Aim A:
Reproduce the records verbatim, starting with their first line and continuing through the line that contains "The supply roll", including both of those lines.

The Olympic inspection of Beijing is over, and for the next four months, we get to read tea leaves as to whether Kazakhstan's Almaty or Beijing will win the right to host the 2022 Winter Olympic Games.

“From this visit we can see that your Games in 2008 have left a profound legacy," said Alexander Zhukov, chairman of the International Olympic Committee (IOC) Evaluation Commission, according to a statement issued by the Beijing 2022 Committee. "We can see this legacy in the venues, and in your plans to use many of those venues in 2022."

But what about Beijing's Olympic legacy? How has our capital city fared since 2008?

Unlike some other recent Olympics hosts such as Seoul (1988), Barcelona (1992), and Sydney (2000), where the Games marked those places' entrance as world cities, Beijing 2008 marked the city's coming out party  but at the same time by some measures, it marked the beginning of years of decline for Beijing. Smog and traffic have gotten worse, foreign visitor arrivals have declined, and the city has seen an exodus of long-term foreign residents, and the cost of living has skyrocketed.

Play word association with anyone outside of China and the words you'll hear after "Beijing" will not be "Olympics," "Fuwa," "Water Cube" or "Michael Phelps Wins Eight Golds," but rather "PM2.5," "pollution," and "traffic."

And what of legacy Olympic venues?

Most of the stadia and arenas have been used only sporadically since their Summer Olympics heyday. The National Stadium (Bird's Nest) has seen only a handful of sporting events and concerts during the last seven years. The Water Cube did not become the country's best natatorium; instead, it has been converted into an indoor water park. The National Indoor Stadium, which was used for gymnastics events and team handball, has seen some action as a convention center in a city oversupplied with them. The Wukesong Stadium, since renamed the MasterCard Center, has been used for the occasional pop concert as well as matches from visiting NBA teams. Perhaps the National Tennis Center has fared best, not only hosting numerous daily players on its public course, but also the China Open, Beijing's best annual sporting event.

Maintaining these venues for a future Olympics bid makes Beijing's 2008 planning look good, but will Beijing bid for the 2036 Games, and reuse the same venues? What will become of these venues after 2022?

And exactly what sort of use will a brand new high-speed rail line to Zhangjiakou have after the Olympics, except for a few brief months each snowless winter?

Another part of that legacy is pollution, with which Beijing has become synonymous. Even on the final day of the Evaluation Commission's visit, AQI readings went beyond the index, although this was more a function of an early-season sandstorm than belching factories or too many cars.

"The Beijing smog feeds on itself. Whenever the city periodically disappears into a brownish-yellow haze, the traffic only gets worse. Those who are fortunate enough to own a car leave their bicycles at home, choosing air-conditioning over the unfiltered cocktail of coal smoke, particulate matter and ozone in the air." Sounds like yesterday? Like 2013? That paragraph appeared in Der Spiegel in 2007.

"I think, objectively, we can say that the Chinese authorities have done everything that is feasible and humanly possible to solve the situation or to address the situation." That statement was made on August 7, 2008, by Count Jacques Rogge, then the head of the IOC, the day before the Summer Olympics began. "The fog you see is based on humidity and heat," he explained. "Of course, we prefer clean skies but the most important thing is the health of the athletes being protected," Rogge said, at the same press conference.

Aim B:
List every 2008 Olympic venue in Beijing that the article on Beijing's Olympic legacy names.

Data for the task:
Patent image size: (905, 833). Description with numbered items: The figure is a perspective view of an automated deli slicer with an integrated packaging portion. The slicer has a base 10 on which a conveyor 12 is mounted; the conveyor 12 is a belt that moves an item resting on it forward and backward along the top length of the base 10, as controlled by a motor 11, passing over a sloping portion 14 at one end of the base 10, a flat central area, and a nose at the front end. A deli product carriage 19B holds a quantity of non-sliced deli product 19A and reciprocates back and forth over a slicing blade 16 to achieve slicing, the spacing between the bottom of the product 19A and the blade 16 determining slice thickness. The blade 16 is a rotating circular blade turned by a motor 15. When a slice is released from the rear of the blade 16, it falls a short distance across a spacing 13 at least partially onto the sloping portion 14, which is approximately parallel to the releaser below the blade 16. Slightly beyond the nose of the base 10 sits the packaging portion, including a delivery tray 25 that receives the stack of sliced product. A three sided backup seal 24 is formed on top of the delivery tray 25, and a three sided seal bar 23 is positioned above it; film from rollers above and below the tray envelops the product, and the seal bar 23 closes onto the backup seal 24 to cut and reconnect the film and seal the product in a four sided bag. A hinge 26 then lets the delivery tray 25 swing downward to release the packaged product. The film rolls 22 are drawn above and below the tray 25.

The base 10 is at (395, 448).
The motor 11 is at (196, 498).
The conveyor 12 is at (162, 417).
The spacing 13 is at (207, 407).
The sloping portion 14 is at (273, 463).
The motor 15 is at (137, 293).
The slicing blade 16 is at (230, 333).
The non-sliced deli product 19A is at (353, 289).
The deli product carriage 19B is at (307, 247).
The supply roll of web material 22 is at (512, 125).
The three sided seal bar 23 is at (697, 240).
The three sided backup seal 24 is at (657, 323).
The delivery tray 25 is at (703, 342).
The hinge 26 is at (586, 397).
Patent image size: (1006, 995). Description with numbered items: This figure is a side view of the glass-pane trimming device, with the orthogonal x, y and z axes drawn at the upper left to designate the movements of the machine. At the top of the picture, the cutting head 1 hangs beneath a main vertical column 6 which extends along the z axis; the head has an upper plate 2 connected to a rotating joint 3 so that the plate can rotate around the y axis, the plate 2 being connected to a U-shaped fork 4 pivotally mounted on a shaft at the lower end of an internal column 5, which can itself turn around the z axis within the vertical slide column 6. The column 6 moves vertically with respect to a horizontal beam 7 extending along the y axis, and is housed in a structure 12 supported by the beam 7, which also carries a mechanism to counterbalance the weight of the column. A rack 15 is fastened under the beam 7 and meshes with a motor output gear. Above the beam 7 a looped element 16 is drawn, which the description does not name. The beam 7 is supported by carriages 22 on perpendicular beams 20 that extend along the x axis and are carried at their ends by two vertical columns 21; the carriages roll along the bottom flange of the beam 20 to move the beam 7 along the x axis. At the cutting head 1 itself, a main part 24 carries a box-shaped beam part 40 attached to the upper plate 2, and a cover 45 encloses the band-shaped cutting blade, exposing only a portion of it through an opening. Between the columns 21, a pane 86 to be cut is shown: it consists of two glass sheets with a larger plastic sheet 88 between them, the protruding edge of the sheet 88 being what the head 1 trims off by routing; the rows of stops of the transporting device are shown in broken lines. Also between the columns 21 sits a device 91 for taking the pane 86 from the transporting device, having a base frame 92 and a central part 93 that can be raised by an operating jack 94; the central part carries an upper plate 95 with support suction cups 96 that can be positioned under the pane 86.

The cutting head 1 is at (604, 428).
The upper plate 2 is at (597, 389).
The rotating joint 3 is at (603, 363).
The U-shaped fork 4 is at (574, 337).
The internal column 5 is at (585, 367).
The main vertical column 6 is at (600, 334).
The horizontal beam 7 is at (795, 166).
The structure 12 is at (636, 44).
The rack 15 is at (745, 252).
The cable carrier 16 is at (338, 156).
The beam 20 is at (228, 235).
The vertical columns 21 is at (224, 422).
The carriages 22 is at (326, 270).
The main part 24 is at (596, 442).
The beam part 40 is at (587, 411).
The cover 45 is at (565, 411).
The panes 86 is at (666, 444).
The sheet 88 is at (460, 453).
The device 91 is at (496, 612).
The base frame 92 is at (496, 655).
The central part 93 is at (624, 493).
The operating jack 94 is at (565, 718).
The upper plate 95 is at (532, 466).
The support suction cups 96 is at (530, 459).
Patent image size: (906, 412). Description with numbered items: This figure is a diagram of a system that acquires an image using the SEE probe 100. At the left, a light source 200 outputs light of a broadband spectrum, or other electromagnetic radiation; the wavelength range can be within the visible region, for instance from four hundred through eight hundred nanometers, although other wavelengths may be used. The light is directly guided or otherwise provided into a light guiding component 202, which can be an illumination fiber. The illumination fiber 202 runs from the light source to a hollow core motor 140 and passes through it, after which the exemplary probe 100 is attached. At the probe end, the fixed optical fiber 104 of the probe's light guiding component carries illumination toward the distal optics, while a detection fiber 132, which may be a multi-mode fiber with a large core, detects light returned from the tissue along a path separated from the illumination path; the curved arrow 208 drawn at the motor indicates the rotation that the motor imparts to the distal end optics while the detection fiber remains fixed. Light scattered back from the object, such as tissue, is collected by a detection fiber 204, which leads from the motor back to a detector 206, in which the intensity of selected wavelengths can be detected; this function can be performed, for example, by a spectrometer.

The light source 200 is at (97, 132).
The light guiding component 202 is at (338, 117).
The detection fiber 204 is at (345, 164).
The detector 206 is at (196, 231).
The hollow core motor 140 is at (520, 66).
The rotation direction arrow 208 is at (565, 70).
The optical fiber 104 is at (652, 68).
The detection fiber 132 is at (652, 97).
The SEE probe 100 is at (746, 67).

Written solution A:
Patent image size: (905, 833). Description with numbered items: The figure is a perspective view of an automated deli slicer with an integrated packaging portion. The slicer has a base 10 on which a conveyor 12 is mounted; the conveyor 12 is a belt that moves an item resting on it forward and backward along the top length of the base 10, as controlled by a motor 11, passing over a sloping portion 14 at one end of the base 10, a flat central area, and a nose at the front end. A deli product carriage 19B holds a quantity of non-sliced deli product 19A and reciprocates back and forth over a slicing blade 16 to achieve slicing, the spacing between the bottom of the product 19A and the blade 16 determining slice thickness. The blade 16 is a rotating circular blade turned by a motor 15. When a slice is released from the rear of the blade 16, it falls a short distance across a spacing 13 at least partially onto the sloping portion 14, which is approximately parallel to the releaser below the blade 16. Slightly beyond the nose of the base 10 sits the packaging portion, including a delivery tray 25 that receives the stack of sliced product. A three sided backup seal 24 is formed on top of the delivery tray 25, and a three sided seal bar 23 is positioned above it; film from rollers above and below the tray envelops the product, and the seal bar 23 closes onto the backup seal 24 to cut and reconnect the film and seal the product in a four sided bag. A hinge 26 then lets the delivery tray 25 swing downward to release the packaged product. The film rolls 22 are drawn above and below the tray 25.

The base 10 is at (395, 448).
The motor 11 is at (196, 498).
The conveyor 12 is at (162, 417).
The spacing 13 is at (207, 407).
The sloping portion 14 is at (273, 463).
The motor 15 is at (137, 293).
The slicing blade 16 is at (230, 333).
The non-sliced deli product 19A is at (353, 289).
The deli product carriage 19B is at (307, 247).
The supply roll of web material 22 is at (512, 125).

Written solution B:
- The National Stadium (Bird's Nest)
- The Water Cube
- The National Indoor Stadium
- The Wukesong Stadium (since renamed the MasterCard Center)
- The National Tennis Center